> _Written task_
Transcribe every line, keeping it exact.

[Data records]
################

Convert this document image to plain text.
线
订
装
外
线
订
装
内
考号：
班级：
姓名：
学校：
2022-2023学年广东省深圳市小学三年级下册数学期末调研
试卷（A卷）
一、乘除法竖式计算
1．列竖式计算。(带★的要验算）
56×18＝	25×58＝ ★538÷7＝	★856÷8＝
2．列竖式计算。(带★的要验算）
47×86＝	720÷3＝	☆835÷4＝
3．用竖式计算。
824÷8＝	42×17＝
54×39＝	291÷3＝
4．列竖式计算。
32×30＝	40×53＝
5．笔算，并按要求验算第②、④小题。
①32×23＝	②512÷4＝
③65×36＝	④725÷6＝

################

> _The answer_
Convert this document image to plain text.
线
订
装
外
线
订
装
内
考号：
班级：
姓名：
学校：
2022-2023学年广东省深圳市小学三年级下册数学期末调研
试卷（A卷）
一、乘除法竖式计算
1．列竖式计算。(带★的要验算）
56×18＝	25×58＝ ★538÷7＝	★856÷8＝
2．列竖式计算。(带★的要验算）
47×86＝	720÷3＝	☆835÷4＝
3．用竖式计算。
824÷8＝	42×17＝
54×39＝	291÷3＝
4．列竖式计算。
32×30＝	40×53＝
5．笔算，并按要求验算第②、④小题。
①32×23＝	②512÷4＝
③65×36＝	④725÷6＝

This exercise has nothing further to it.